_AIM OF THE TASK_. Quote the whole listing verbatim.

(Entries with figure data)
· · · · ·

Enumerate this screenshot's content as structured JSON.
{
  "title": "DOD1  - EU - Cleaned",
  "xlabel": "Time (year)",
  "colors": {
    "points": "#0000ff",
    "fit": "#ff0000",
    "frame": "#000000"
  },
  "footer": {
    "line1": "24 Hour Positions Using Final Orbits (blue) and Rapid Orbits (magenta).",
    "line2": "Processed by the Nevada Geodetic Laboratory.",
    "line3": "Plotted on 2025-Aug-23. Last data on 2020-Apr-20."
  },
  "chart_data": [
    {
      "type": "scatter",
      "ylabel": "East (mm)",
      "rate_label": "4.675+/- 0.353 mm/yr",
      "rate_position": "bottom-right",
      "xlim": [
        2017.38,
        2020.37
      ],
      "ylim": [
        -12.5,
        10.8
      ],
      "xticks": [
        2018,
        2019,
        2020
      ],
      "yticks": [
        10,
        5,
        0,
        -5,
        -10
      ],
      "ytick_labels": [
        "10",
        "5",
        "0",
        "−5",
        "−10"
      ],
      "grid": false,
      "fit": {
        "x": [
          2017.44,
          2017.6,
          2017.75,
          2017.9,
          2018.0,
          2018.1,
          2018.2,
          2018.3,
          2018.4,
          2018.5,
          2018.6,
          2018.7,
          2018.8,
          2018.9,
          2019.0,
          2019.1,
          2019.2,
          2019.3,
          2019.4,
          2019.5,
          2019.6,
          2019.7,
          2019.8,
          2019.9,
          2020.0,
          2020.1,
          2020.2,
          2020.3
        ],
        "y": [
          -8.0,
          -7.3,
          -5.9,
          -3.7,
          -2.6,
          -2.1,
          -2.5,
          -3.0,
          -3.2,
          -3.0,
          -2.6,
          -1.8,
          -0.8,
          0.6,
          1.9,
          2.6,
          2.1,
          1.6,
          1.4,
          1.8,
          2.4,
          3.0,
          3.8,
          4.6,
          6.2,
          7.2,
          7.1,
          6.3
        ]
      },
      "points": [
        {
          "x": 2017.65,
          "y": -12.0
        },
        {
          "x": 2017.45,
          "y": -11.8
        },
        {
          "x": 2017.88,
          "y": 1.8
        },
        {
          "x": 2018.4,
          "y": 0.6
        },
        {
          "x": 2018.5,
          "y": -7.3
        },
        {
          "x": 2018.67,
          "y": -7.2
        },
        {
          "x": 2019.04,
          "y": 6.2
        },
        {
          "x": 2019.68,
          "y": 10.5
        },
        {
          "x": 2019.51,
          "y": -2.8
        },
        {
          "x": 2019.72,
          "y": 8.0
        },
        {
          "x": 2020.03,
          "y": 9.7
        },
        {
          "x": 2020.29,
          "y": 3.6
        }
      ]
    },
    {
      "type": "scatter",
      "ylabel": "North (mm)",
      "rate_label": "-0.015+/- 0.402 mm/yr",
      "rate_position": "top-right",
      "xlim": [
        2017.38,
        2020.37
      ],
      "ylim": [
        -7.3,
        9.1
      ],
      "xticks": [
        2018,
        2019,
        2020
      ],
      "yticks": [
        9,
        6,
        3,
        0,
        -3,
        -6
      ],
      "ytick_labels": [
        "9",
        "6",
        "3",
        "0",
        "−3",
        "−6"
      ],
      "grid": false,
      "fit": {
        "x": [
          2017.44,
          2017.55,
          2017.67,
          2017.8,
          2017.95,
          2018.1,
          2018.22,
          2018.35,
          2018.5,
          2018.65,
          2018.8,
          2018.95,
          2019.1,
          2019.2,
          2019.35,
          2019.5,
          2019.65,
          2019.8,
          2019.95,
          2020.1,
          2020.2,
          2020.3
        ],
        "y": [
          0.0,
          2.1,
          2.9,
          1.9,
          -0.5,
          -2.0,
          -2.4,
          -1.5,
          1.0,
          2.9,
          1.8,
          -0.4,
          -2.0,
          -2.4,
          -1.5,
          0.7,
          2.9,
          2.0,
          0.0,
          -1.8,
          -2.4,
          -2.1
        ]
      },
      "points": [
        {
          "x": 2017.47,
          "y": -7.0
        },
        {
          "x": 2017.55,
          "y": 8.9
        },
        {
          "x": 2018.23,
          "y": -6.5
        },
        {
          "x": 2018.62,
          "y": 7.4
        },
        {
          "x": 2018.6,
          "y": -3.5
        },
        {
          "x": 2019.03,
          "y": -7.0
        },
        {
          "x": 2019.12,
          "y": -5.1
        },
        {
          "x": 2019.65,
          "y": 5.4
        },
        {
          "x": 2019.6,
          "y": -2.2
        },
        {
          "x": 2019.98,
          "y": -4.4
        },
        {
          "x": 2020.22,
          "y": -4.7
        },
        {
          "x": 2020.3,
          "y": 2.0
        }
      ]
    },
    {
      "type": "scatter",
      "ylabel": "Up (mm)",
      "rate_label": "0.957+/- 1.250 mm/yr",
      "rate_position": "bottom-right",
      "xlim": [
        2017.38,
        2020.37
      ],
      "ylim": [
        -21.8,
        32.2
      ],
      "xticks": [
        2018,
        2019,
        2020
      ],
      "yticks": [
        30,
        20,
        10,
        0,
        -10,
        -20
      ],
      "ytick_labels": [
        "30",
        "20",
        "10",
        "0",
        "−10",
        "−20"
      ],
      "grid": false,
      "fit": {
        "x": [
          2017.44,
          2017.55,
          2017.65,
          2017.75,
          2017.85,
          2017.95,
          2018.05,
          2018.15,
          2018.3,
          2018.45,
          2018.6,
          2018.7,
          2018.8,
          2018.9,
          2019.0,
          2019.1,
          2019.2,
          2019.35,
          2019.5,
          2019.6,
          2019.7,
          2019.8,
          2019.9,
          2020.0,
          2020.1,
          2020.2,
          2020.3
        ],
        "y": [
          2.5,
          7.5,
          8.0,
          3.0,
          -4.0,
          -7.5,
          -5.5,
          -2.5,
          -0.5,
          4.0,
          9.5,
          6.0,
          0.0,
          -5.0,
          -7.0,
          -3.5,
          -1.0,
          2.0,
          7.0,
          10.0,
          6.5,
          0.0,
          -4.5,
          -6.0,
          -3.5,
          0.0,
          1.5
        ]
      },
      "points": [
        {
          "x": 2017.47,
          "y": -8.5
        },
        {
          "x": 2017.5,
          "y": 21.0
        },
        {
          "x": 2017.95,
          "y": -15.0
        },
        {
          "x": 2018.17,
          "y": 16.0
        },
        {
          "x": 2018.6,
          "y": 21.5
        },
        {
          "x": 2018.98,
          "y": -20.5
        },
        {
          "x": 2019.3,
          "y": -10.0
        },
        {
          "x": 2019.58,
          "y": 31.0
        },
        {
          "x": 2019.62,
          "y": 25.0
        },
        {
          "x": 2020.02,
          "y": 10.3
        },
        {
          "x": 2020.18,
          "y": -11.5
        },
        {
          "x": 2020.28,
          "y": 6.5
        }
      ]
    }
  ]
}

· · · · ·

_RESULT_.
Enumerate this screenshot's content as structured JSON.
{
  "title": "DOD1  - EU - Cleaned",
  "xlabel": "Time (year)",
  "colors": {
    "points": "#0000ff",
    "fit": "#ff0000",
    "frame": "#000000"
  },
  "footer": {
    "line1": "24 Hour Positions Using Final Orbits (blue) and Rapid Orbits (magenta).",
    "line2": "Processed by the Nevada Geodetic Laboratory.",
    "line3": "Plotted on 2025-Aug-23. Last data on 2020-Apr-20."
  },
  "chart_data": [
    {
      "type": "scatter",
      "ylabel": "East (mm)",
      "rate_label": "4.675+/- 0.353 mm/yr",
      "rate_position": "bottom-right",
      "xlim": [
        2017.38,
        2020.37
      ],
      "ylim": [
        -12.5,
        10.8
      ],
      "xticks": [
        2018,
        2019,
        2020
      ],
      "yticks": [
        10,
        5,
        0,
        -5,
        -10
      ],
      "ytick_labels": [
        "10",
        "5",
        "0",
        "−5",
        "−10"
      ],
      "grid": false,
      "fit": {
        "x": [
          2017.44,
          2017.6,
          2017.75,
          2017.9,
          2018.0,
          2018.1,
          2018.2,
          2018.3,
          2018.4,
          2018.5,
          2018.6,
          2018.7,
          2018.8,
          2018.9,
          2019.0,
          2019.1,
          2019.2,
          2019.3,
          2019.4,
          2019.5,
          2019.6,
          2019.7,
          2019.8,
          2019.9,
          2020.0,
          2020.1,
          2020.2,
          2020.3
        ],
        "y": [
          -8.0,
          -7.3,
          -5.9,
          -3.7,
          -2.6,
          -2.1,
          -2.5,
          -3.0,
          -3.2,
          -3.0,
          -2.6,
          -1.8,
          -0.8,
          0.6,
          1.9,
          2.6,
          2.1,
          1.6,
          1.4,
          1.8,
          2.4,
          3.0,
          3.8,
          4.6,
          6.2,
          7.2,
          7.1,
          6.3
        ]
      },
      "points": [
        {
          "x": 2017.65,
          "y": -12.0
        },
        {
          "x": 2017.45,
          "y": -11.8
        },
        {
          "x": 2017.88,
          "y": 1.8
        },
        {
          "x": 2018.4,
          "y": 0.6
        },
        {
          "x": 2018.5,
          "y": -7.3
        },
        {
          "x": 2018.67,
          "y": -7.2
        },
        {
          "x": 2019.04,
          "y": 6.2
        },
        {
          "x": 2019.68,
          "y": 10.5
        },
        {
          "x": 2019.51,
          "y": -2.8
        },
        {
          "x": 2019.72,
          "y": 8.0
        },
        {
          "x": 2020.03,
          "y": 9.7
        },
        {
          "x": 2020.29,
          "y": 3.6
        }
      ]
    },
    {
      "type": "scatter",
      "ylabel": "North (mm)",
      "rate_label": "-0.015+/- 0.402 mm/yr",
      "rate_position": "top-right",
      "xlim": [
        2017.38,
        2020.37
      ],
      "ylim": [
        -7.3,
        9.1
      ],
      "xticks": [
        2018,
        2019,
        2020
      ],
      "yticks": [
        9,
        6,
        3,
        0,
        -3,
        -6
      ],
      "ytick_labels": [
        "9",
        "6",
        "3",
        "0",
        "−3",
        "−6"
      ],
      "grid": false,
      "fit": {
        "x": [
          2017.44,
          2017.55,
          2017.67,
          2017.8,
          2017.95,
          2018.1,
          2018.22,
          2018.35,
          2018.5,
          2018.65,
          2018.8,
          2018.95,
          2019.1,
          2019.2,
          2019.35,
          2019.5,
          2019.65,
          2019.8,
          2019.95,
          2020.1,
          2020.2,
          2020.3
        ],
        "y": [
          0.0,
          2.1,
          2.9,
          1.9,
          -0.5,
          -2.0,
          -2.4,
          -1.5,
          1.0,
          2.9,
          1.8,
          -0.4,
          -2.0,
          -2.4,
          -1.5,
          0.7,
          2.9,
          2.0,
          0.0,
          -1.8,
          -2.4,
          -2.1
        ]
      },
      "points": [
        {
          "x": 2017.47,
          "y": -7.0
        },
        {
          "x": 2017.55,
          "y": 8.9
        },
        {
          "x": 2018.23,
          "y": -6.5
        },
        {
          "x": 2018.62,
          "y": 7.4
        },
        {
          "x": 2018.6,
          "y": -3.5
        },
        {
          "x": 2019.03,
          "y": -7.0
        },
        {
          "x": 2019.12,
          "y": -5.1
        },
        {
          "x": 2019.65,
          "y": 5.4
        },
        {
          "x": 2019.6,
          "y": -2.2
        },
        {
          "x": 2019.98,
          "y": -4.4
        },
        {
          "x": 2020.22,
          "y": -4.7
        },
        {
          "x": 2020.3,
          "y": 2.0
        }
      ]
    },
    {
      "type": "scatter",
      "ylabel": "Up (mm)",
      "rate_label": "0.957+/- 1.250 mm/yr",
      "rate_position": "bottom-right",
      "xlim": [
        2017.38,
        2020.37
      ],
      "ylim": [
        -21.8,
        32.2
      ],
      "xticks": [
        2018,
        2019,
        2020
      ],
      "yticks": [
        30,
        20,
        10,
        0,
        -10,
        -20
      ],
      "ytick_labels": [
        "30",
        "20",
        "10",
        "0",
        "−10",
        "−20"
      ],
      "grid": false,
      "fit": {
        "x": [
          2017.44,
          2017.55,
          2017.65,
          2017.75,
          2017.85,
          2017.95,
          2018.05,
          2018.15,
          2018.3,
          2018.45,
          2018.6,
          2018.7,
          2018.8,
          2018.9,
          2019.0,
          2019.1,
          2019.2,
          2019.35,
          2019.5,
          2019.6,
          2019.7,
          2019.8,
          2019.9,
          2020.0,
          2020.1,
          2020.2,
          2020.3
        ],
        "y": [
          2.5,
          7.5,
          8.0,
          3.0,
          -4.0,
          -7.5,
          -5.5,
          -2.5,
          -0.5,
          4.0,
          9.5,
          6.0,
          0.0,
          -5.0,
          -7.0,
          -3.5,
          -1.0,
          2.0,
          7.0,
          10.0,
          6.5,
          0.0,
          -4.5,
          -6.0,
          -3.5,
          0.0,
          1.5
        ]
      },
      "points": [
        {
          "x": 2017.47,
          "y": -8.5
        },
        {
          "x": 2017.5,
          "y": 21.0
        },
        {
          "x": 2017.95,
          "y": -15.0
        },
        {
          "x": 2018.17,
          "y": 16.0
        },
        {
          "x": 2018.6,
          "y": 21.5
        },
        {
          "x": 2018.98,
          "y": -20.5
        },
        {
          "x": 2019.3,
          "y": -10.0
        },
        {
          "x": 2019.58,
          "y": 31.0
        },
        {
          "x": 2019.62,
          "y": 25.0
        },
        {
          "x": 2020.02,
          "y": 10.3
        },
        {
          "x": 2020.18,
          "y": -11.5
        },
        {
          "x": 2020.28,
          "y": 6.5
        }
      ]
    }
  ]
}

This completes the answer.